» EXTRACTED MATERIAL:
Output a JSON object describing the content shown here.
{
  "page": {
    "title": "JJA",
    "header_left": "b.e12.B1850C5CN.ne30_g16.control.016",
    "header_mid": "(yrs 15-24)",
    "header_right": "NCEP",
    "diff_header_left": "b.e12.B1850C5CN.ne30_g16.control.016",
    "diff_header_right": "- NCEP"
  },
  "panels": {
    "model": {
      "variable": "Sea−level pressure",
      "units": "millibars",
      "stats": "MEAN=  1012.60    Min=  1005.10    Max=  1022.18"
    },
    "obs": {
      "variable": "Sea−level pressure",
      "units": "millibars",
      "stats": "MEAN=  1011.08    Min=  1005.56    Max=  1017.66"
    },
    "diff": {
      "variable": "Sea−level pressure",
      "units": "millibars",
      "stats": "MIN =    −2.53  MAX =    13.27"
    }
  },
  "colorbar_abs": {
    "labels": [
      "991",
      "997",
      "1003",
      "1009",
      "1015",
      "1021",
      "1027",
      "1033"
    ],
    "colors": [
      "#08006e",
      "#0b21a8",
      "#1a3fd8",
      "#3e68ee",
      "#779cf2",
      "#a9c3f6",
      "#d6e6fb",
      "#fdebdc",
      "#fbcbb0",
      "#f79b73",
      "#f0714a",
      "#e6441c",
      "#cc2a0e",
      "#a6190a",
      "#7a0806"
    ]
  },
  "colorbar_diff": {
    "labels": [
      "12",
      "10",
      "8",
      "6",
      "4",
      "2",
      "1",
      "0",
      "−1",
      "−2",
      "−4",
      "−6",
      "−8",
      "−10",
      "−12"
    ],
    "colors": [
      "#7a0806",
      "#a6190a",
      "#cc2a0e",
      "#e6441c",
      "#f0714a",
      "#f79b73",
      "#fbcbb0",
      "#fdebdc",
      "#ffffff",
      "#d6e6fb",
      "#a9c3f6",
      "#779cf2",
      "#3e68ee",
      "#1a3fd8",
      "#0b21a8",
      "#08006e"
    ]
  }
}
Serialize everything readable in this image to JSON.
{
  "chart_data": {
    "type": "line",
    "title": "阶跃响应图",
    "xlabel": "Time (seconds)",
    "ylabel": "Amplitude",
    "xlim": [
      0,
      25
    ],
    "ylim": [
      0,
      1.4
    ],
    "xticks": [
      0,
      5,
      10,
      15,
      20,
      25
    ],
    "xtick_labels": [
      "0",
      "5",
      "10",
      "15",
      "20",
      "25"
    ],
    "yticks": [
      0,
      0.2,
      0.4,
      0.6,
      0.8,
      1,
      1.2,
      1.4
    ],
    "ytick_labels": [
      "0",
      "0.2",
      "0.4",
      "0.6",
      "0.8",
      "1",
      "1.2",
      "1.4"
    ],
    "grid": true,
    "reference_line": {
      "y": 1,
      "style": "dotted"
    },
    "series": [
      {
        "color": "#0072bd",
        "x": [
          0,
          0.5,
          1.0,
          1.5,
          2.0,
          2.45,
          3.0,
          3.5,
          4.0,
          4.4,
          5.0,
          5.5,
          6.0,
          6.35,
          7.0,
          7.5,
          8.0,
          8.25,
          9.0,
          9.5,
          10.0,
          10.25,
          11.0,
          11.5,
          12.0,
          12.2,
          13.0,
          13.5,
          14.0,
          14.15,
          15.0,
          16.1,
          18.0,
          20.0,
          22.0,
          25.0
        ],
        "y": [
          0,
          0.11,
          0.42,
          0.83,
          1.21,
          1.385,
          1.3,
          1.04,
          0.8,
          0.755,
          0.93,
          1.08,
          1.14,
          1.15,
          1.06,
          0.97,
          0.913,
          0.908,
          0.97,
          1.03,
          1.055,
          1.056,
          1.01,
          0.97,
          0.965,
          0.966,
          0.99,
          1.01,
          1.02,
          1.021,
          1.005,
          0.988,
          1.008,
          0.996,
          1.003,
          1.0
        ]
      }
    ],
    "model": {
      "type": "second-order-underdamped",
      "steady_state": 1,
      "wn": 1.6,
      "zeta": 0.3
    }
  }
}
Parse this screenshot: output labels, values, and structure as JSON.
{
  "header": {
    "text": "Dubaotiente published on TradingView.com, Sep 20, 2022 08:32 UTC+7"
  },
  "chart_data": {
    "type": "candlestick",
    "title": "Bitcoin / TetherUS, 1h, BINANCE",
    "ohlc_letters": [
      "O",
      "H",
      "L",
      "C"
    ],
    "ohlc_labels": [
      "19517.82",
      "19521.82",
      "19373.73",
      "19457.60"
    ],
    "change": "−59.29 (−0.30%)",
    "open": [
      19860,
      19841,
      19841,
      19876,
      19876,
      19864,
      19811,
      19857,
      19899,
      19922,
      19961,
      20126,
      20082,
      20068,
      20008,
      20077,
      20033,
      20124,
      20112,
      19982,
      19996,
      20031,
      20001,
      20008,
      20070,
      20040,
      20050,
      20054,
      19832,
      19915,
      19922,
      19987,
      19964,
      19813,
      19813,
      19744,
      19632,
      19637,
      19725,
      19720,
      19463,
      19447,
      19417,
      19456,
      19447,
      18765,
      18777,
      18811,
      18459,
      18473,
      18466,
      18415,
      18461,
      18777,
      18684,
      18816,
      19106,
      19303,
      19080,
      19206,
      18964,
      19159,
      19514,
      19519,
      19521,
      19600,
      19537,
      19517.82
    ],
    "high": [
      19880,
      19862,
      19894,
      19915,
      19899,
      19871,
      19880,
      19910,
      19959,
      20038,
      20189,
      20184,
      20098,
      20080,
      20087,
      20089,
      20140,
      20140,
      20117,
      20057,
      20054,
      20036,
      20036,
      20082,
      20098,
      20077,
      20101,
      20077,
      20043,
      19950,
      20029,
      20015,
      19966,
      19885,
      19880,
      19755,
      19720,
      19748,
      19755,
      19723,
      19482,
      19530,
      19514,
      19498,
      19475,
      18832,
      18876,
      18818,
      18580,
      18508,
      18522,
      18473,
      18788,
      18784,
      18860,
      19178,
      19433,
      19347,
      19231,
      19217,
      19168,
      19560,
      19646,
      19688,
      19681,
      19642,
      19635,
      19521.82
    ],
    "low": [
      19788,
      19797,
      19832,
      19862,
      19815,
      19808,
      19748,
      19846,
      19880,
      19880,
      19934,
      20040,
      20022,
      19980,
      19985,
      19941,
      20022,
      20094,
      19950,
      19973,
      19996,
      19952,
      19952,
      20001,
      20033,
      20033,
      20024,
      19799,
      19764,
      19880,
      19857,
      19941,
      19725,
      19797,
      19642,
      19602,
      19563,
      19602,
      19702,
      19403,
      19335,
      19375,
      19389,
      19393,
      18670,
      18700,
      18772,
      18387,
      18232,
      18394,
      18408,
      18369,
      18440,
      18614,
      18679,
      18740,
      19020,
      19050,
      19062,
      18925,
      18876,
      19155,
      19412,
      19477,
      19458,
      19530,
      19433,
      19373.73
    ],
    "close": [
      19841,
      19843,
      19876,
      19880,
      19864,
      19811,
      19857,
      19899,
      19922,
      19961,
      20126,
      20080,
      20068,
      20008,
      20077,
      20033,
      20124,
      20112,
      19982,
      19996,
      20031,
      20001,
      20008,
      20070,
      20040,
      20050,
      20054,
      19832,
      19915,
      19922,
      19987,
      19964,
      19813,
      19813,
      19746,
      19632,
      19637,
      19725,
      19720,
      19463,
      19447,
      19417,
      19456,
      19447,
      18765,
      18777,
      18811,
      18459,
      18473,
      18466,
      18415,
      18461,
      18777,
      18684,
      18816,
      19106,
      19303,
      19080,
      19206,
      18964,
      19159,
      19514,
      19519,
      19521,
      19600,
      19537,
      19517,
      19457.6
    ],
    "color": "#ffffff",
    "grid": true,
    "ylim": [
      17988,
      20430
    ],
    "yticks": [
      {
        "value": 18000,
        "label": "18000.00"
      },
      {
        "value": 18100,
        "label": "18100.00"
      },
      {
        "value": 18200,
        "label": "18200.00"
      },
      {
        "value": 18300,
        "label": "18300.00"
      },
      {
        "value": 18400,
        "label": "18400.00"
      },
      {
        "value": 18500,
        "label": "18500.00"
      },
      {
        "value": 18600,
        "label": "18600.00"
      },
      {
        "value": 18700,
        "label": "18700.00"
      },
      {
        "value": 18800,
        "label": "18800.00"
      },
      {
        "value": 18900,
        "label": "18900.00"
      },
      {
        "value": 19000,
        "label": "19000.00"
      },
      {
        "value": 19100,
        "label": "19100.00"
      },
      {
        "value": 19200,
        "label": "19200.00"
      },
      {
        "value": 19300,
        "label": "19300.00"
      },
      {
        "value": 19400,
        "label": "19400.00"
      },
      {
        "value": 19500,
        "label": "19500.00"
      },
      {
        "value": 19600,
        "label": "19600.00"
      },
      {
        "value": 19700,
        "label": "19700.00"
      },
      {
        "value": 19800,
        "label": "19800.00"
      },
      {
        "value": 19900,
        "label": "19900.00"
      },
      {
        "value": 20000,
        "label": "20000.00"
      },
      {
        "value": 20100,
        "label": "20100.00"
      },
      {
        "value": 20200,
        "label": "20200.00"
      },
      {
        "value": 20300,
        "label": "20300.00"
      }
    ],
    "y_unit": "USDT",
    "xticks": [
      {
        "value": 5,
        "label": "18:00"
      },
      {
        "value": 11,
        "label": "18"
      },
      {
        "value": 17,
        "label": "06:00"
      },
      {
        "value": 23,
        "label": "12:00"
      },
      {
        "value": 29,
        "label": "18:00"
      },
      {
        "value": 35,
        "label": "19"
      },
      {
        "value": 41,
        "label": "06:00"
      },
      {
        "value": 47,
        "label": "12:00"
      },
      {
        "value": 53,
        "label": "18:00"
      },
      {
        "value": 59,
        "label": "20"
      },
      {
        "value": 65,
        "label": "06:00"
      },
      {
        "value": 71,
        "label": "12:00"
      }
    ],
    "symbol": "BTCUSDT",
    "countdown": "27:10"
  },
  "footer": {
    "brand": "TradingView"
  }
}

» AIM: Pull out each line holding the string "NCEP".

» REPLY TO THE EXERCISE:
    "header_right": "NCEP",
    "diff_header_right": "- NCEP"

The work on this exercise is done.